>> BEGIN Data for processing

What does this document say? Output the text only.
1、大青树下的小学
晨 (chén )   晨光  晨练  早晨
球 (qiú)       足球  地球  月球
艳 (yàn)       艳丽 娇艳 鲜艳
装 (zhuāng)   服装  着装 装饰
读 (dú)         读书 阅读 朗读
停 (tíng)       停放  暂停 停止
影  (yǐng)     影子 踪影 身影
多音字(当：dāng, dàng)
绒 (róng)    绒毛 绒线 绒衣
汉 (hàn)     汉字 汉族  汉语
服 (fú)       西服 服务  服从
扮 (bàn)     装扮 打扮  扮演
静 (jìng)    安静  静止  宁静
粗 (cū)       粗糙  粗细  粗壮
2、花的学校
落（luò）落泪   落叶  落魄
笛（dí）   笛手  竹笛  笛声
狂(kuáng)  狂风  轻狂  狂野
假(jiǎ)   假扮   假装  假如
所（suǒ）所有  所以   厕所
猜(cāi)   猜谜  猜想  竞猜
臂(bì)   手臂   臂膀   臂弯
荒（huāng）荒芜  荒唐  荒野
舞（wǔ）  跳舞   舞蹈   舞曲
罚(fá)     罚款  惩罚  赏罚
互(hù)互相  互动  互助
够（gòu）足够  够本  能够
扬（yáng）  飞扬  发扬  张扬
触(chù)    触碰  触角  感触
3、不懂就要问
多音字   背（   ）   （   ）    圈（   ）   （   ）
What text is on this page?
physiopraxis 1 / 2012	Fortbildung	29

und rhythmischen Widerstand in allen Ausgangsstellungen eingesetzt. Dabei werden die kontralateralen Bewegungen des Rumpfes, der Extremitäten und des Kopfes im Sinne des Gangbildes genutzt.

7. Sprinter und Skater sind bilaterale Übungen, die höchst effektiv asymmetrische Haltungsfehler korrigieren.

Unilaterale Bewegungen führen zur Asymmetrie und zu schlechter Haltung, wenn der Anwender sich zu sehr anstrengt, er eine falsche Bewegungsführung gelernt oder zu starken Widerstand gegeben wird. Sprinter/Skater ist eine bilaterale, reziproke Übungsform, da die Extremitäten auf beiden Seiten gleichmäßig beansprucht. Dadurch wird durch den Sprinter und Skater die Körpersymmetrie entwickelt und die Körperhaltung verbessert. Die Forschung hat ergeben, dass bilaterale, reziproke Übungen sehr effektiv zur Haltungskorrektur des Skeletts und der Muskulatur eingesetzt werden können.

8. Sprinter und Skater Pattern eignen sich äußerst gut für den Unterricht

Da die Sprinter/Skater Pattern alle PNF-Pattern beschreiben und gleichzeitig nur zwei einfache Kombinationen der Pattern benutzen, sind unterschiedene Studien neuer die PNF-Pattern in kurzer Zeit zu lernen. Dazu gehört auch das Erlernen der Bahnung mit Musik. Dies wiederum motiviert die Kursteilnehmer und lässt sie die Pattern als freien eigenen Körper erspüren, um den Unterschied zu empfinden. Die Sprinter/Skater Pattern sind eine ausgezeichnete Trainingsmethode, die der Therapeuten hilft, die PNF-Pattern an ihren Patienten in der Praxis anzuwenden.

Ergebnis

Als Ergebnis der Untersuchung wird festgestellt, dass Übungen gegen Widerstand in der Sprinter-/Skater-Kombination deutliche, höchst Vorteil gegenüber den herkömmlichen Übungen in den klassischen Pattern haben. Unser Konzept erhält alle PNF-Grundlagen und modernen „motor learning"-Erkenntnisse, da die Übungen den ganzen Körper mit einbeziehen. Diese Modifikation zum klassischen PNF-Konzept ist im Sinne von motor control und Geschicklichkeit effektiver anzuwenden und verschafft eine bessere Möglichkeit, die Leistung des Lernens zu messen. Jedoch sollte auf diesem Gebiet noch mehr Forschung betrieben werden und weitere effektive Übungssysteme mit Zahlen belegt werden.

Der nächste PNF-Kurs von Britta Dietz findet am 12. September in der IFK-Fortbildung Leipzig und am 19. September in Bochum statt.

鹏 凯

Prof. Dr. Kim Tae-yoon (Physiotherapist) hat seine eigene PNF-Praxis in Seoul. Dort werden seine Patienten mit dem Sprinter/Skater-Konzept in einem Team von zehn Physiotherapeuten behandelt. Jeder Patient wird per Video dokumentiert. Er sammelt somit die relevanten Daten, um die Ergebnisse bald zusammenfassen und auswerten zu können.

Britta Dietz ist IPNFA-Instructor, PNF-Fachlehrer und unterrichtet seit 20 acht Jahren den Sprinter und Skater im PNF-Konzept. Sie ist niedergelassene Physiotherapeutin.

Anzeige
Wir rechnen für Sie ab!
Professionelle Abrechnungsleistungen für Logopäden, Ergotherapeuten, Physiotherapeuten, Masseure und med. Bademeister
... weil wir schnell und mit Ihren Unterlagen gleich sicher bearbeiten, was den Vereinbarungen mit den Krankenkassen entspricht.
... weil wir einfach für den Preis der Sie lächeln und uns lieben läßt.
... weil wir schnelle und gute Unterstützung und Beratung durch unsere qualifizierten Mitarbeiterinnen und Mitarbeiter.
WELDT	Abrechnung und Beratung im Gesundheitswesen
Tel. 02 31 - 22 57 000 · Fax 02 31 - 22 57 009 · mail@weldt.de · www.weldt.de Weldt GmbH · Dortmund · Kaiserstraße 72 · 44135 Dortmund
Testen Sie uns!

>> END Data for processing

### Task prompt
Each line in the material either holds the string "weil" or does not. State how many do, and nothing else.

### Output for this exercise
3